--- BEGIN SOURCE RECORDS ---

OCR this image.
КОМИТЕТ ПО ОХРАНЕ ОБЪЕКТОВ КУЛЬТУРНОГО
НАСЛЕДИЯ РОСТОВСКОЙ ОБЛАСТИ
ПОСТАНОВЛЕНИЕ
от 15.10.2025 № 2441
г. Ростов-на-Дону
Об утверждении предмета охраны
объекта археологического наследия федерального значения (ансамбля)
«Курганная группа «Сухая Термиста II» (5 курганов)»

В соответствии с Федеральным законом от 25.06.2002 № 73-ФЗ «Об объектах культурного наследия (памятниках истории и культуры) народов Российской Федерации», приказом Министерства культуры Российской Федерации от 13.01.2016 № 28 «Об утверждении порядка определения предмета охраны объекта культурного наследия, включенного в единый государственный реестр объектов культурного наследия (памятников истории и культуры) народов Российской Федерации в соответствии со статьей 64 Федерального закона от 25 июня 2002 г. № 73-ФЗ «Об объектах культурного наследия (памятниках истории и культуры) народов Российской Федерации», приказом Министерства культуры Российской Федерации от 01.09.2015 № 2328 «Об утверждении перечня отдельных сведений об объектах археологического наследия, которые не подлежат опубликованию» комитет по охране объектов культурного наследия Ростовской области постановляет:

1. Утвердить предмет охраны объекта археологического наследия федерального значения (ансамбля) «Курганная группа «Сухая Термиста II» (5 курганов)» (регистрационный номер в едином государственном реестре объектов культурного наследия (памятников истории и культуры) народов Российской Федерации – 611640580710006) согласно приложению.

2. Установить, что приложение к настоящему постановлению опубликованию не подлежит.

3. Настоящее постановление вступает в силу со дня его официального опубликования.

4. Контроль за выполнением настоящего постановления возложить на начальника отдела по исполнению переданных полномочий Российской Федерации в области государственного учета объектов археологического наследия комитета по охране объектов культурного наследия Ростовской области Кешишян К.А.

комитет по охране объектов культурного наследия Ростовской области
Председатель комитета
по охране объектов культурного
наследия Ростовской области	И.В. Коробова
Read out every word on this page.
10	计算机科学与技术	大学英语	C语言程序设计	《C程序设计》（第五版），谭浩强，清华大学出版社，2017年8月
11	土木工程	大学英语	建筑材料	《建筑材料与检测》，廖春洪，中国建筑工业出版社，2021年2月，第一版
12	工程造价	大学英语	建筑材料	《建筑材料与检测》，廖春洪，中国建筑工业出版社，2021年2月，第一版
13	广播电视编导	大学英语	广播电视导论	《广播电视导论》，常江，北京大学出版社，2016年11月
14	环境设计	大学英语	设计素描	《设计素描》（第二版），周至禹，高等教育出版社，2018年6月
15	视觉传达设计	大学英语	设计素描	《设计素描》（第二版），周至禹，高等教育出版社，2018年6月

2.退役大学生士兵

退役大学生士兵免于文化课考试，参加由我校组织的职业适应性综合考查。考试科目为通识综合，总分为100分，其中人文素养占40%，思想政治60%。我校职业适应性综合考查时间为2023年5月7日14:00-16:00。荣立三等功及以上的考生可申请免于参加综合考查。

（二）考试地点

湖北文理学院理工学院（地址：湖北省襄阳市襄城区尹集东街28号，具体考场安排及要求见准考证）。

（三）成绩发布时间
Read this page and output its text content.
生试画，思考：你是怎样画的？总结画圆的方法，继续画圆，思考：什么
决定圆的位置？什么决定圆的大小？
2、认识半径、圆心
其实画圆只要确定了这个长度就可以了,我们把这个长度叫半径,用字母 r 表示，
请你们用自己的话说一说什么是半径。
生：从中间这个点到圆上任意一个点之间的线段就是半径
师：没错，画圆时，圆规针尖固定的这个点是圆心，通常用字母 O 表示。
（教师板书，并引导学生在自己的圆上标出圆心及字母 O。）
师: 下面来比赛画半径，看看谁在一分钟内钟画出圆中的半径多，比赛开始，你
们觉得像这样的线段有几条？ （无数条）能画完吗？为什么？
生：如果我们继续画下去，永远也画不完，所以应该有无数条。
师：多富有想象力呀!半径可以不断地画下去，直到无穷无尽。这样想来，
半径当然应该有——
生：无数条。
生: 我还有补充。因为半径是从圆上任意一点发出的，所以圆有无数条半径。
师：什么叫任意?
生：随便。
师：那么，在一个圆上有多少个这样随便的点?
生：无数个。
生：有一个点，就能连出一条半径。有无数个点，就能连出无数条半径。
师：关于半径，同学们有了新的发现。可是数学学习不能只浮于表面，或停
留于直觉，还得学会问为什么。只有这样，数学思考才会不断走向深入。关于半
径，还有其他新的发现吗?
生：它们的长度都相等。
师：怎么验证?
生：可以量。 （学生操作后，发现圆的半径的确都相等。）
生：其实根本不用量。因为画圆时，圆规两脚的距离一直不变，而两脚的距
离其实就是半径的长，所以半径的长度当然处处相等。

--- END SOURCE RECORDS ---

- TASK GOAL
Starting from the line with "Read this page and output its text content." and ending with the final line of the data, quote every line exactly, both ends included.

- FULL OUTPUT
Read this page and output its text content.
生试画，思考：你是怎样画的？总结画圆的方法，继续画圆，思考：什么
决定圆的位置？什么决定圆的大小？
2、认识半径、圆心
其实画圆只要确定了这个长度就可以了,我们把这个长度叫半径,用字母 r 表示，
请你们用自己的话说一说什么是半径。
生：从中间这个点到圆上任意一个点之间的线段就是半径
师：没错，画圆时，圆规针尖固定的这个点是圆心，通常用字母 O 表示。
（教师板书，并引导学生在自己的圆上标出圆心及字母 O。）
师: 下面来比赛画半径，看看谁在一分钟内钟画出圆中的半径多，比赛开始，你
们觉得像这样的线段有几条？ （无数条）能画完吗？为什么？
生：如果我们继续画下去，永远也画不完，所以应该有无数条。
师：多富有想象力呀!半径可以不断地画下去，直到无穷无尽。这样想来，
半径当然应该有——
生：无数条。
生: 我还有补充。因为半径是从圆上任意一点发出的，所以圆有无数条半径。
师：什么叫任意?
生：随便。
师：那么，在一个圆上有多少个这样随便的点?
生：无数个。
生：有一个点，就能连出一条半径。有无数个点，就能连出无数条半径。
师：关于半径，同学们有了新的发现。可是数学学习不能只浮于表面，或停
留于直觉，还得学会问为什么。只有这样，数学思考才会不断走向深入。关于半
径，还有其他新的发现吗?
生：它们的长度都相等。
师：怎么验证?
生：可以量。 （学生操作后，发现圆的半径的确都相等。）
生：其实根本不用量。因为画圆时，圆规两脚的距离一直不变，而两脚的距
离其实就是半径的长，所以半径的长度当然处处相等。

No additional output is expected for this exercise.